Exercise requirements
Collect each line of the records containing the string "Julio".

Source material
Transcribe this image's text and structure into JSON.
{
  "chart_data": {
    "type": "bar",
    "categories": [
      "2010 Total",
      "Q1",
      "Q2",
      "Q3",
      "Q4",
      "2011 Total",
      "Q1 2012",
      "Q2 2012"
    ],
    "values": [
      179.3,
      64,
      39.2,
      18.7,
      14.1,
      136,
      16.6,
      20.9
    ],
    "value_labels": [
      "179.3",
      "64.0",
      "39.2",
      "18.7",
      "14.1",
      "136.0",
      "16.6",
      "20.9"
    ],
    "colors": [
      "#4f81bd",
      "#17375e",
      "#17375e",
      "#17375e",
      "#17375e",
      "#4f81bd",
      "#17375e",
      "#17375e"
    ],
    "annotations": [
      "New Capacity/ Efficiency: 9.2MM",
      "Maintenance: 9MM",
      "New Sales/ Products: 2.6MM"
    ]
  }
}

==

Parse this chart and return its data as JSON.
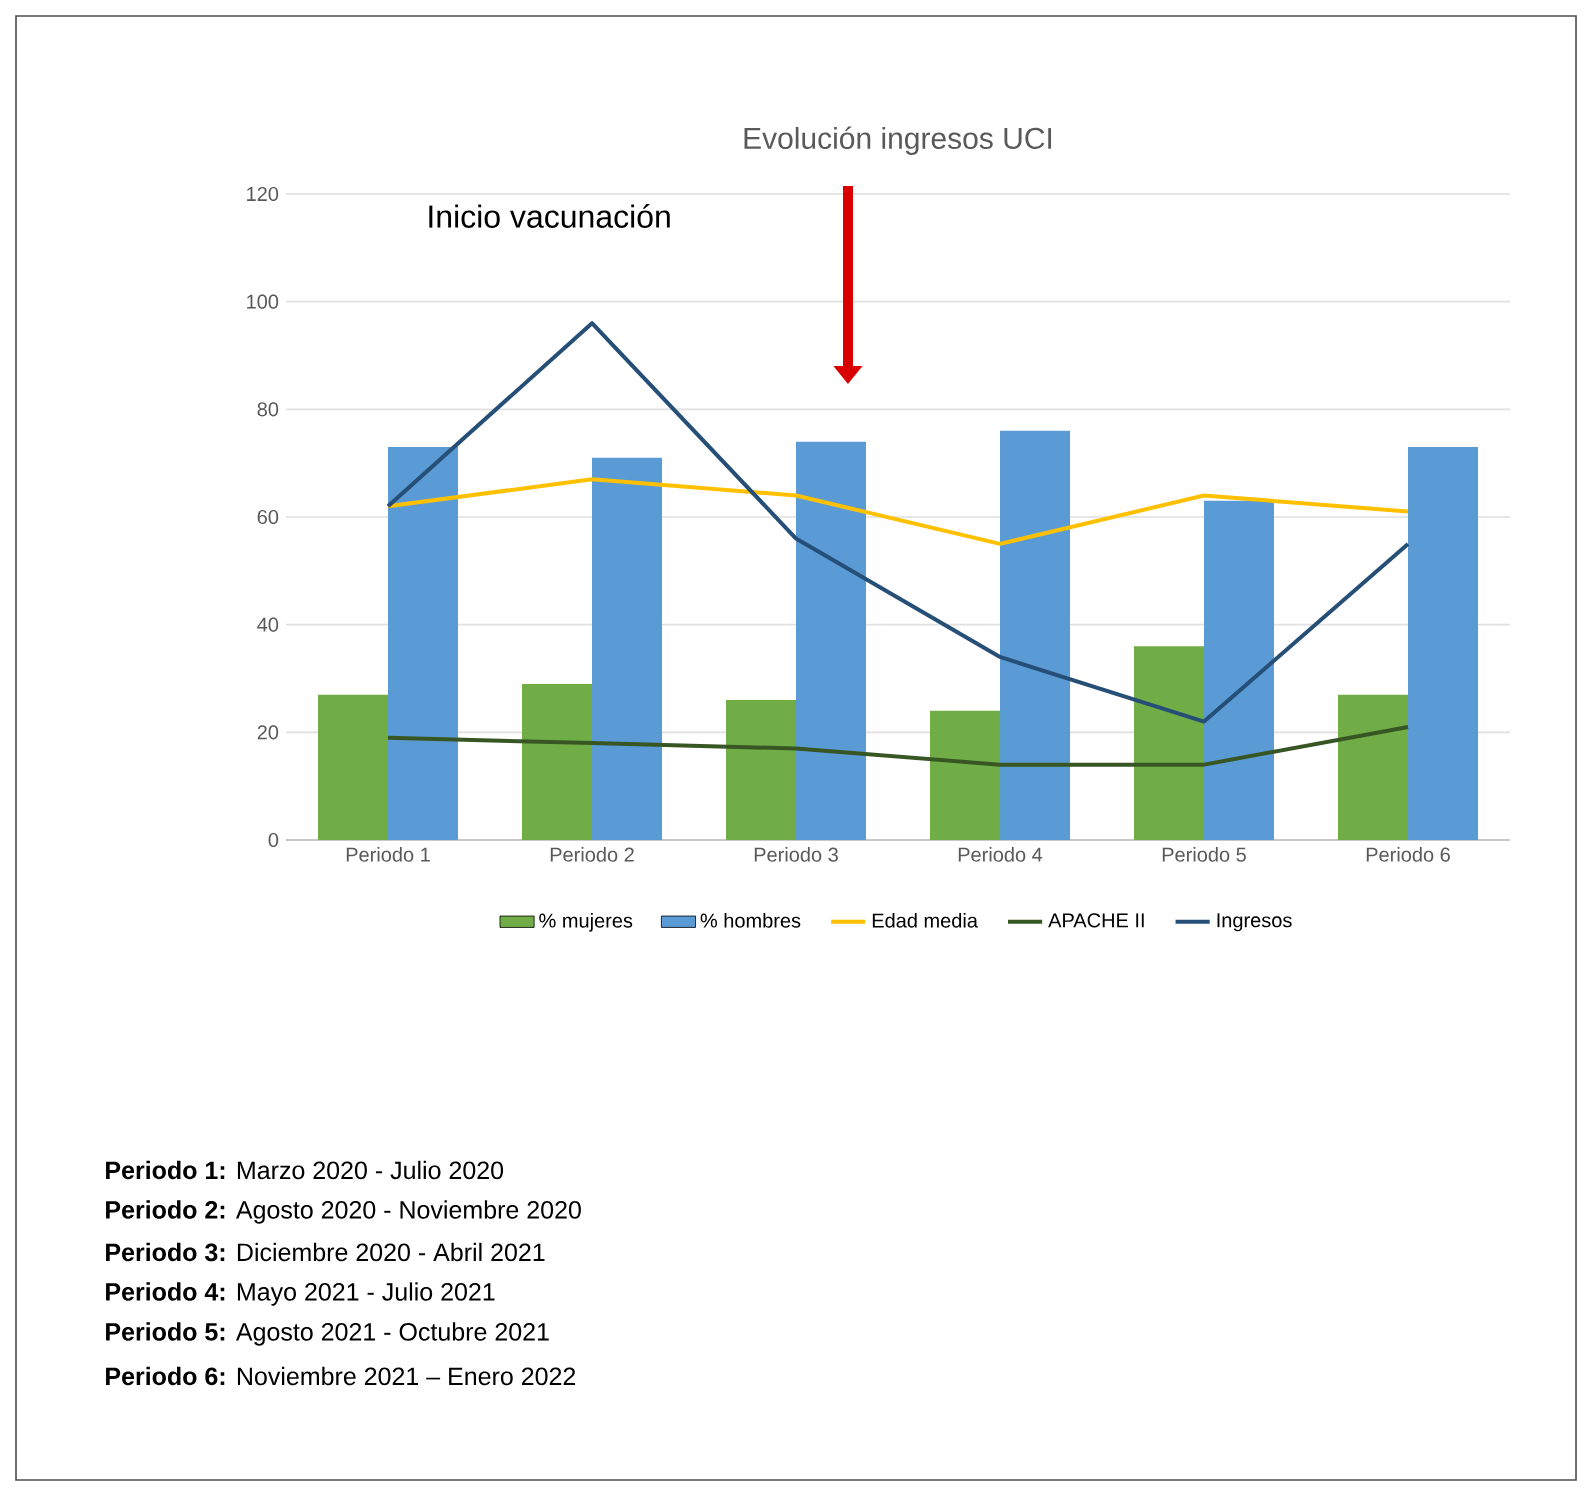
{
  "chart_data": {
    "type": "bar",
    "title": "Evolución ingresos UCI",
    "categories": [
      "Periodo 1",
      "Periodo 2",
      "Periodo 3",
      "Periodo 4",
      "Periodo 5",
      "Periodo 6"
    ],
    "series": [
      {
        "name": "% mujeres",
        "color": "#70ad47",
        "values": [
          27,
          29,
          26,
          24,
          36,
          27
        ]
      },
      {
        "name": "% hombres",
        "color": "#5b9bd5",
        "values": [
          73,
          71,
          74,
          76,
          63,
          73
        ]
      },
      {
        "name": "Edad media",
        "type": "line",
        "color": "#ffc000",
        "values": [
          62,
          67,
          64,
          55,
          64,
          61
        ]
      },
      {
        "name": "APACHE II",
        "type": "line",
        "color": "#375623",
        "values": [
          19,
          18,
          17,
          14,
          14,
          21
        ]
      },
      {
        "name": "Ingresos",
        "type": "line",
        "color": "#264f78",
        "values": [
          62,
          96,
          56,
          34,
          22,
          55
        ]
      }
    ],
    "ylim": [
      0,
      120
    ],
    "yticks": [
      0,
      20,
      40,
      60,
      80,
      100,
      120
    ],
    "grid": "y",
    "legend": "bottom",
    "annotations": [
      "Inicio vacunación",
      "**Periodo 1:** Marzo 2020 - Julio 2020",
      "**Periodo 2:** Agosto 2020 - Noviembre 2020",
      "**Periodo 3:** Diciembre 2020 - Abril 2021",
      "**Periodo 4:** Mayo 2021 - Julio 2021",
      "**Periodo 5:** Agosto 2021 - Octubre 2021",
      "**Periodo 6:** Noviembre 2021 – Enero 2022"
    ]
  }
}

Task answer
      "**Periodo 1:** Marzo 2020 - Julio 2020",
      "**Periodo 4:** Mayo 2021 - Julio 2021",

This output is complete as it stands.